| GIVEN INSTRUCTION |
Reproduce each line that includes the word "Exit".

| ITEMS |

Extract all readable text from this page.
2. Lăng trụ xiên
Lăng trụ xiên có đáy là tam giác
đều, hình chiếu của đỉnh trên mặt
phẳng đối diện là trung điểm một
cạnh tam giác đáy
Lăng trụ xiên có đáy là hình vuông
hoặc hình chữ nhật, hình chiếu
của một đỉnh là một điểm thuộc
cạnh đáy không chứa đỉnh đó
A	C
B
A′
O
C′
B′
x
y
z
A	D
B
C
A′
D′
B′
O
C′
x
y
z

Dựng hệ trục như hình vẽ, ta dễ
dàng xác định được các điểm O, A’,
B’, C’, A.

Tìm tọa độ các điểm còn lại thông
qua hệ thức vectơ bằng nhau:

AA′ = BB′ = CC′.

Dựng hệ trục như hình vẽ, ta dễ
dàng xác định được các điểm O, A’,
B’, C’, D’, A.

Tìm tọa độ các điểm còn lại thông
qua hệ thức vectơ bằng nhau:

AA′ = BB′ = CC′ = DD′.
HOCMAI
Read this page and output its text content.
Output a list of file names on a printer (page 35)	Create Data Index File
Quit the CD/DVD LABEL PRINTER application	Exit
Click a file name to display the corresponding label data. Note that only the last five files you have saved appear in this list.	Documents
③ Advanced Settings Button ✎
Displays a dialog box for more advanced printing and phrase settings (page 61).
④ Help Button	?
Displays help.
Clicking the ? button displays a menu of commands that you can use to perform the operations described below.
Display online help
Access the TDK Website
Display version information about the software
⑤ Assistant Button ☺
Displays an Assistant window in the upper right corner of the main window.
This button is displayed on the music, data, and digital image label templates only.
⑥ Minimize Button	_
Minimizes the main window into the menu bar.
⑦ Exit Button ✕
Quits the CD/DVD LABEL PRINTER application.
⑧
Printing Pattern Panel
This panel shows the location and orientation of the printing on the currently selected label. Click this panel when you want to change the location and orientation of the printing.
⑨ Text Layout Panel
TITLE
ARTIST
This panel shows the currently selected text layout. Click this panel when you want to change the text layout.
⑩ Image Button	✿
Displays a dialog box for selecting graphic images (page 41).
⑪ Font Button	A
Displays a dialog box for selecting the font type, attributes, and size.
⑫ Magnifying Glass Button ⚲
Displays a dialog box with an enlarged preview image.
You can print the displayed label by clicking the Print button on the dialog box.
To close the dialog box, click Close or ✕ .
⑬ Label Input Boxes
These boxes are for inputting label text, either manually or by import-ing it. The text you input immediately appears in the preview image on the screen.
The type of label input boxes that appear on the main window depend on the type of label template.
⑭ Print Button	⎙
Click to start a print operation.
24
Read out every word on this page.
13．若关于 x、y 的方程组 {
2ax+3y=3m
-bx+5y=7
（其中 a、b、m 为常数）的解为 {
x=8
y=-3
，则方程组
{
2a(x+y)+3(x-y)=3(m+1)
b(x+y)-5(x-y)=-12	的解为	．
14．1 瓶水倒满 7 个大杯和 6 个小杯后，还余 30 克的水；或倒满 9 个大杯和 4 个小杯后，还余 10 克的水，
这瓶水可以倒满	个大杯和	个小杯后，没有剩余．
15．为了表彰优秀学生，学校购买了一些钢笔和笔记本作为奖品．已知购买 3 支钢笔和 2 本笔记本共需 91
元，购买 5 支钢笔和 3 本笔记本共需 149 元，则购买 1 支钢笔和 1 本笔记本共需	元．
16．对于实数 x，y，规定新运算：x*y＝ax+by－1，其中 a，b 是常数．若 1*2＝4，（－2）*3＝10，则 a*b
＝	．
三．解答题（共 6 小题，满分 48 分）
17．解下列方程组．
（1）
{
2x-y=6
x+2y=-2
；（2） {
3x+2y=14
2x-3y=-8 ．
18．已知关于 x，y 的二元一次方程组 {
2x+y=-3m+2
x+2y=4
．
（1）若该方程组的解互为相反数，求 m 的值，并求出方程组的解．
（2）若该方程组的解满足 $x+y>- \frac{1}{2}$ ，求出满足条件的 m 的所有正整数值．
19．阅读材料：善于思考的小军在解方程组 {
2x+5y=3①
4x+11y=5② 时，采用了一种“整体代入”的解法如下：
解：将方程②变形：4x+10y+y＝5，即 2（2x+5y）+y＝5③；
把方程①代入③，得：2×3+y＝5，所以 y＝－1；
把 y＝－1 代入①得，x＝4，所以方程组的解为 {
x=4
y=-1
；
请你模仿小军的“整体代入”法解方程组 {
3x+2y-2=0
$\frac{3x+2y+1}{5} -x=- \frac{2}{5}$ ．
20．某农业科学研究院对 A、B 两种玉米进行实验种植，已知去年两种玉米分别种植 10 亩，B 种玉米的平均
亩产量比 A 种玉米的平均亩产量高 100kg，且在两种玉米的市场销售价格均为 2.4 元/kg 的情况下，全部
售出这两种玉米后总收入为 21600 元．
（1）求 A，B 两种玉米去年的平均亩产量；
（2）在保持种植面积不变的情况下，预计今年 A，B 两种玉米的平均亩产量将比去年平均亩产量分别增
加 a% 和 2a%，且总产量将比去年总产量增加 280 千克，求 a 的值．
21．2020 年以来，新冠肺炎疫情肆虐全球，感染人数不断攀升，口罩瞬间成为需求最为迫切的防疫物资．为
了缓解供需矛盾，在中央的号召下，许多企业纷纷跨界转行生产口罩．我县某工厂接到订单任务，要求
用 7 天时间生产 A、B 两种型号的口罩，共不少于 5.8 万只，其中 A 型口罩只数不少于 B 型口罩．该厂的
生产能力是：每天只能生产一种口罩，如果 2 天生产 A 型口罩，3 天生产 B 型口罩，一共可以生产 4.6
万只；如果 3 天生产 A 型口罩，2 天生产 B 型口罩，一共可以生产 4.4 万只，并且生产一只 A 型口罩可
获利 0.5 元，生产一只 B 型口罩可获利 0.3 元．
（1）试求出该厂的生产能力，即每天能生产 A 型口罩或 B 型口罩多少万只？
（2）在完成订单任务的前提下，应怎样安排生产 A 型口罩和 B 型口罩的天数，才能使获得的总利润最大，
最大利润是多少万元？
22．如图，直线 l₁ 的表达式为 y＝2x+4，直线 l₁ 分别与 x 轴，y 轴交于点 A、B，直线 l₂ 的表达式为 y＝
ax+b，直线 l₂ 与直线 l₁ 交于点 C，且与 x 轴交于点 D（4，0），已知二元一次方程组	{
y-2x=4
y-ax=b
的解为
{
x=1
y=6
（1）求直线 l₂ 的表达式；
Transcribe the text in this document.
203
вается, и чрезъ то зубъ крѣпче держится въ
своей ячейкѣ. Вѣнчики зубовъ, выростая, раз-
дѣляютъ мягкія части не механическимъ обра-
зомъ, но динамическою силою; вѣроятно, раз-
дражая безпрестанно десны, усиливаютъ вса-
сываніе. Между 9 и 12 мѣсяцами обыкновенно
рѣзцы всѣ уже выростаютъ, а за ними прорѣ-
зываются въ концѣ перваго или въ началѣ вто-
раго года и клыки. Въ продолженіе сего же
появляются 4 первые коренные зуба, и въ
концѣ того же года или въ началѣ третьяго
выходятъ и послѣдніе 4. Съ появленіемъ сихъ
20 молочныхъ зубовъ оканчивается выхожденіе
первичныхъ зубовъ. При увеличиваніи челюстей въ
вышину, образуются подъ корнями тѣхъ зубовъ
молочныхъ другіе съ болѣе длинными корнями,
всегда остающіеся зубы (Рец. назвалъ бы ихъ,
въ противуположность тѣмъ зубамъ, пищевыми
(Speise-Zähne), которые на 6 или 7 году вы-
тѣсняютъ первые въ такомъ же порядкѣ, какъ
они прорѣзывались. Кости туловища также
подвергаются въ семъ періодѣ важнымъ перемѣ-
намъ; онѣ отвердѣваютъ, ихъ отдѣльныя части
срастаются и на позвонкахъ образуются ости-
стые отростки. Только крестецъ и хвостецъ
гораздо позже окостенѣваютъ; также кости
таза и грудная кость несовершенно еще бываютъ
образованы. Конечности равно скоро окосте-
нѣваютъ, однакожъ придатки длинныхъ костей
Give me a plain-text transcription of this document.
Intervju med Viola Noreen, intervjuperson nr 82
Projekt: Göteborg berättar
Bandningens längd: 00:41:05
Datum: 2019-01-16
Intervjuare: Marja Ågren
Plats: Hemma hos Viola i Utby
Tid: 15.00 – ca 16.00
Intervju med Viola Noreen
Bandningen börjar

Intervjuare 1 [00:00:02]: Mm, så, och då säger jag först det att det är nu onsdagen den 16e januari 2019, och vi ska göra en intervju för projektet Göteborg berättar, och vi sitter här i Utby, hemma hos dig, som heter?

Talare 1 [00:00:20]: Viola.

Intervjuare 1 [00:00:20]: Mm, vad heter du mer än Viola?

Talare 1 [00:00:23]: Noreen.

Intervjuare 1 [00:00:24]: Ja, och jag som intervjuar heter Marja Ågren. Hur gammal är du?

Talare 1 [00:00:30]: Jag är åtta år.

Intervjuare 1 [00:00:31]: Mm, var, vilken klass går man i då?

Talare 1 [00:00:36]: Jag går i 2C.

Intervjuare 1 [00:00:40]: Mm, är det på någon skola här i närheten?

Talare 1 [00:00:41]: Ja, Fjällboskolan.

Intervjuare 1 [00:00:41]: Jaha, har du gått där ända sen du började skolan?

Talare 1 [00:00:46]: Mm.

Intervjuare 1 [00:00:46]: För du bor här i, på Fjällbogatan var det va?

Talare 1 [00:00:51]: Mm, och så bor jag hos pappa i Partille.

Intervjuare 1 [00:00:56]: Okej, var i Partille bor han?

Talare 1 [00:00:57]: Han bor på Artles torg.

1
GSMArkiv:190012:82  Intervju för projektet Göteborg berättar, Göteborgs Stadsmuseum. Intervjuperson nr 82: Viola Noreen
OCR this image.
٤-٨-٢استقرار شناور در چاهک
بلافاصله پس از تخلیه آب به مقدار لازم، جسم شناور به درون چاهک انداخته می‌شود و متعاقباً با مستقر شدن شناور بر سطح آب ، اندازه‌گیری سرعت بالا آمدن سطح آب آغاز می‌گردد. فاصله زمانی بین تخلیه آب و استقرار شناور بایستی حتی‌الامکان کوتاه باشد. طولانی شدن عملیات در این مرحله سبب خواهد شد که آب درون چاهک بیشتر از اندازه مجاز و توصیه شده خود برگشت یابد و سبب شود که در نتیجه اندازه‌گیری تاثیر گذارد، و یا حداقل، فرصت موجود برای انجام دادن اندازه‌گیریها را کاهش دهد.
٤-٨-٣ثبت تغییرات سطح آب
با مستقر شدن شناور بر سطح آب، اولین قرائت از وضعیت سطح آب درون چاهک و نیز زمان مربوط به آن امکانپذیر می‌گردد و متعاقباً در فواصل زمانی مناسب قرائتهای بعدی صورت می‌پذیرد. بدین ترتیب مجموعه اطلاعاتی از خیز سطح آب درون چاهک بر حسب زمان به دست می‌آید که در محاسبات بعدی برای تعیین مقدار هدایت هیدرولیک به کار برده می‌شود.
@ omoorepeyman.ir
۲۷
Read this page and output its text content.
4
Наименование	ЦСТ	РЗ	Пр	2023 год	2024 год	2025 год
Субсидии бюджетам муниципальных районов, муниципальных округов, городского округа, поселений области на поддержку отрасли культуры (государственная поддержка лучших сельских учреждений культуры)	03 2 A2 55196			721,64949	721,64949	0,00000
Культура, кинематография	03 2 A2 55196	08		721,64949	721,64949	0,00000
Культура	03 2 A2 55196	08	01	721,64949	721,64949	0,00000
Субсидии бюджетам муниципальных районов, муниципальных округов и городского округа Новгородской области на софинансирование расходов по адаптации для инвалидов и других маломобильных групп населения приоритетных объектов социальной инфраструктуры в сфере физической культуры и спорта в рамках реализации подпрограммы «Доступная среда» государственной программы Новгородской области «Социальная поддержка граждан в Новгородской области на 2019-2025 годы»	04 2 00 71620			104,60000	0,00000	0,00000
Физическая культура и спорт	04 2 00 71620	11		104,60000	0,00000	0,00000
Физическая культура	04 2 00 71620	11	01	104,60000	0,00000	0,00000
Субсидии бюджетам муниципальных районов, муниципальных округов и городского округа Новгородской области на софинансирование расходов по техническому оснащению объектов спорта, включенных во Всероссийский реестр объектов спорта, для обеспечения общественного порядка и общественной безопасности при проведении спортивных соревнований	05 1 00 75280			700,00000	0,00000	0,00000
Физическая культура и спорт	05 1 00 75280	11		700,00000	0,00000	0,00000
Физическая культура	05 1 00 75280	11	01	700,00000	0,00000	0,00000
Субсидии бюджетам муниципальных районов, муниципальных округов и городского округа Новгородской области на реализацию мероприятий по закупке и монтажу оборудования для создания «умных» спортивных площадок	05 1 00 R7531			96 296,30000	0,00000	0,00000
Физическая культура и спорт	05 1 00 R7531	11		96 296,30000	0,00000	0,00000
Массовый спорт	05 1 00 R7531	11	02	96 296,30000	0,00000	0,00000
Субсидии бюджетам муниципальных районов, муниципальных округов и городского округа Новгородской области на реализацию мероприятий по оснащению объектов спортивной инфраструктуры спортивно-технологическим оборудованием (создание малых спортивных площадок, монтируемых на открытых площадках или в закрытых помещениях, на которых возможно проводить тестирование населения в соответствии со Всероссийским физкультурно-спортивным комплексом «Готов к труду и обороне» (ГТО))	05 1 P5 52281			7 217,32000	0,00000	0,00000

| RESULT FOR THIS TASK |
Quit the CD/DVD LABEL PRINTER application	Exit
⑦ Exit Button ✕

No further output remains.